OBJECTIVE:
Report back each line of the records that contains the string "Height".

EXERCISE INPUTS:
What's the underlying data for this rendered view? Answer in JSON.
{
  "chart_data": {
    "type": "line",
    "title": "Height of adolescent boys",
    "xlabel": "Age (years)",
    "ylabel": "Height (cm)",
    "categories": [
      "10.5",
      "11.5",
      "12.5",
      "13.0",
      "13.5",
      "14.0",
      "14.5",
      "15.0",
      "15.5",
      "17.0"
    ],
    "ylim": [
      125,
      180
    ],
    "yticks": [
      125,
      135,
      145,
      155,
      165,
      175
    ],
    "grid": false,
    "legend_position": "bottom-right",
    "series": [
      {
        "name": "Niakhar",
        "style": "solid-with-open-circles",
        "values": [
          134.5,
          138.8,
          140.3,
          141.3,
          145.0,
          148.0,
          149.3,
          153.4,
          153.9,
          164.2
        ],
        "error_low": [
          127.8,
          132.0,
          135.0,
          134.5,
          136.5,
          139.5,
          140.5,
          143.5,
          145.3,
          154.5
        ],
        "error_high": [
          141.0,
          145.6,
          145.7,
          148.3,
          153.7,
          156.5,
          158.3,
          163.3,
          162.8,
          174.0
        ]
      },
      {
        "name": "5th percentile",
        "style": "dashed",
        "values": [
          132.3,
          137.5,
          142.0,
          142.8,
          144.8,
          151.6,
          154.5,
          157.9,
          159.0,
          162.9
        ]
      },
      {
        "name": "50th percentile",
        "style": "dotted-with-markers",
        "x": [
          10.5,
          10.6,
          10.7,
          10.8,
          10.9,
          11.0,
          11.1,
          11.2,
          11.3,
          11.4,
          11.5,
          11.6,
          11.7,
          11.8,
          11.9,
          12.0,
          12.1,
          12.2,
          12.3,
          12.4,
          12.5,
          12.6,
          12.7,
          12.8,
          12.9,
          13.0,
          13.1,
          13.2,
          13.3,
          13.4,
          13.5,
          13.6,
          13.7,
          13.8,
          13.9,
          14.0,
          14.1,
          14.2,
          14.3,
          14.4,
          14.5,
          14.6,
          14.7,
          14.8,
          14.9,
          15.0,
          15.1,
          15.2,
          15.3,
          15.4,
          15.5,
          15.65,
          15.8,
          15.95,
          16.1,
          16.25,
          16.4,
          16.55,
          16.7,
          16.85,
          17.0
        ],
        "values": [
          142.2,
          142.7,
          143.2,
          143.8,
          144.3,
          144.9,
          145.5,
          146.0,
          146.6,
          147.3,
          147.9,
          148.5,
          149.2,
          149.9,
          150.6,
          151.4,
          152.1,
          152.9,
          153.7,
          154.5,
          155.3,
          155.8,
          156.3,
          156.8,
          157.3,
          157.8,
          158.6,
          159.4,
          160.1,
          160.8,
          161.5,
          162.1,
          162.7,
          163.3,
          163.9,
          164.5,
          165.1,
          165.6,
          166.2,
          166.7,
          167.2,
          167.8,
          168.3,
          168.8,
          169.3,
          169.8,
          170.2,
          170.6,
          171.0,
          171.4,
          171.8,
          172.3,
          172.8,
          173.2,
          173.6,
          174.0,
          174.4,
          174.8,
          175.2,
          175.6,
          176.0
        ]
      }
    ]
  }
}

RESPONSE FOR THIS EXERCISE:
    "title": "Height of adolescent boys",
    "ylabel": "Height (cm)",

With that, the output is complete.